> Records
☆ ☆ ☆ ☆ ☆
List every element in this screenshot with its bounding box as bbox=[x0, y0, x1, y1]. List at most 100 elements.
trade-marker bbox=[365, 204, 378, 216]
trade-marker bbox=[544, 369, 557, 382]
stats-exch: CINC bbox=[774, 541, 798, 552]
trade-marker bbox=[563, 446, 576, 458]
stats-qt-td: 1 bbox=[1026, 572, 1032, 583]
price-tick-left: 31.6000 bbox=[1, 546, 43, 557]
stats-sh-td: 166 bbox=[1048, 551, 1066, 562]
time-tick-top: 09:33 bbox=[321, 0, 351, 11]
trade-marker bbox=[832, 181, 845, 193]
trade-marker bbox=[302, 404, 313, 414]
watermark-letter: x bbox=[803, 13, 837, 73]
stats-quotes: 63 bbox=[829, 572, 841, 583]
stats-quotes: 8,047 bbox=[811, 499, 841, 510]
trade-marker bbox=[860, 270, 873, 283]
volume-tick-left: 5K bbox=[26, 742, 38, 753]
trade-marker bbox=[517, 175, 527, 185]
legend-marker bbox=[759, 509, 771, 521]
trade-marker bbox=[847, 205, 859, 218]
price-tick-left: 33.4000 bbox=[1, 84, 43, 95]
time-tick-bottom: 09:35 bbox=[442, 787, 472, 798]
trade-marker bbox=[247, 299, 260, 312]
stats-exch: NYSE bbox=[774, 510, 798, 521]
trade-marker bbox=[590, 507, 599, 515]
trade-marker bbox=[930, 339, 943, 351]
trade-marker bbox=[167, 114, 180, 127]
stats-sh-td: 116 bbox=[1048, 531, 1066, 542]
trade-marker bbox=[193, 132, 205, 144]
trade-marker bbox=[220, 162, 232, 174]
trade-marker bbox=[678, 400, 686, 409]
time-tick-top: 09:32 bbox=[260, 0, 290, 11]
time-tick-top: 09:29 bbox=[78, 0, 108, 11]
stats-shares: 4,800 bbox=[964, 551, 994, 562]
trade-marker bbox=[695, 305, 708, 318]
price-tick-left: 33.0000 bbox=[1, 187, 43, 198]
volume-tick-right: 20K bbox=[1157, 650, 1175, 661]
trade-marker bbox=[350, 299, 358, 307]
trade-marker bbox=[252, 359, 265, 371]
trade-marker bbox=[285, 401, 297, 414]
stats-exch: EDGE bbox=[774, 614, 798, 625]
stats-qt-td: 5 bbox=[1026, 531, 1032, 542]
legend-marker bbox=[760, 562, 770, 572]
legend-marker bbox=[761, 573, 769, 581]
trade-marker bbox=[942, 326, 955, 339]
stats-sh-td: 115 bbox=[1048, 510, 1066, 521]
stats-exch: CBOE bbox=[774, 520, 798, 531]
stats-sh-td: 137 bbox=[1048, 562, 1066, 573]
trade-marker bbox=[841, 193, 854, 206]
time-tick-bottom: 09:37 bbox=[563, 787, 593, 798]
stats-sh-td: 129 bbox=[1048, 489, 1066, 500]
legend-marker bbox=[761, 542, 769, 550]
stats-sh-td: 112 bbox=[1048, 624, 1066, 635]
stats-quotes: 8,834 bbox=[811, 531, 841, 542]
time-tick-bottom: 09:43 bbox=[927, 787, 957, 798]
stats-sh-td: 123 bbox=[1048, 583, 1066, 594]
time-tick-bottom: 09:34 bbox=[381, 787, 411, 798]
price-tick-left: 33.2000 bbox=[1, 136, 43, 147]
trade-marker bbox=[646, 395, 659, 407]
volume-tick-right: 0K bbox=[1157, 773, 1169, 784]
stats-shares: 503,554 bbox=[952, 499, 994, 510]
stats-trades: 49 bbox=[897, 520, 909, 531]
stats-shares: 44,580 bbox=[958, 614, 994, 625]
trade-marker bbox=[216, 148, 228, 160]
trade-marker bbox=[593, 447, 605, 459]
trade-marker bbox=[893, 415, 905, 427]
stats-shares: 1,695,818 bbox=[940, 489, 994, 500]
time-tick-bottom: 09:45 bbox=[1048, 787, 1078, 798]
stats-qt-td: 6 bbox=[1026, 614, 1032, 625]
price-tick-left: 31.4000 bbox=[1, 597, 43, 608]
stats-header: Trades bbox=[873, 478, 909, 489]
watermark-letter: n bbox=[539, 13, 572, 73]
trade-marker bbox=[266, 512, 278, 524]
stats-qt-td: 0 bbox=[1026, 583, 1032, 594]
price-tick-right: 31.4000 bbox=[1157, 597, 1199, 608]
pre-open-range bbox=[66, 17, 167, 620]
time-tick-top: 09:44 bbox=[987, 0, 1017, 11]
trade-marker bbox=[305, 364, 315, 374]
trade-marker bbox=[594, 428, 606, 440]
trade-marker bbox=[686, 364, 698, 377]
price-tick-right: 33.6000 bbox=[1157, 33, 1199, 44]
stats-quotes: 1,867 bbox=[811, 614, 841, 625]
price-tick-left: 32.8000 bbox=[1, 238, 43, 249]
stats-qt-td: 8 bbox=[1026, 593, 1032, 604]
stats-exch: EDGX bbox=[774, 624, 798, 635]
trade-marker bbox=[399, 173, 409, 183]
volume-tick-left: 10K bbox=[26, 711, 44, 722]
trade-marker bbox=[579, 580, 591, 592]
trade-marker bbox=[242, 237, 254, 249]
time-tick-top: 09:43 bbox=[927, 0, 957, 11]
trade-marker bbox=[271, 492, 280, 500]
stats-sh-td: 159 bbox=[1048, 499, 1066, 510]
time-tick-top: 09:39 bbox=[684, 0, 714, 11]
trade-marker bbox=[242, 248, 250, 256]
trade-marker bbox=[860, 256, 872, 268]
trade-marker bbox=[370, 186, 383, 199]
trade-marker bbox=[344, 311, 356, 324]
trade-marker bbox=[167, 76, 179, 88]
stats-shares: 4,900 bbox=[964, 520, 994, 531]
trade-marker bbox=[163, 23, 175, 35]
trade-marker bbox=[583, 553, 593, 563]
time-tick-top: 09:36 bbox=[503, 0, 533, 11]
☆ ☆ ☆ ☆ ☆
> Required task
Find every line in the items above that contains the word "time", and copy each of those lines.

> Final answer
time-tick-top: 09:33 bbox=[321, 0, 351, 11]
time-tick-bottom: 09:35 bbox=[442, 787, 472, 798]
time-tick-top: 09:32 bbox=[260, 0, 290, 11]
time-tick-top: 09:29 bbox=[78, 0, 108, 11]
time-tick-bottom: 09:37 bbox=[563, 787, 593, 798]
time-tick-bottom: 09:43 bbox=[927, 787, 957, 798]
time-tick-bottom: 09:34 bbox=[381, 787, 411, 798]
time-tick-bottom: 09:45 bbox=[1048, 787, 1078, 798]
time-tick-top: 09:44 bbox=[987, 0, 1017, 11]
time-tick-top: 09:43 bbox=[927, 0, 957, 11]
time-tick-top: 09:39 bbox=[684, 0, 714, 11]
time-tick-top: 09:36 bbox=[503, 0, 533, 11]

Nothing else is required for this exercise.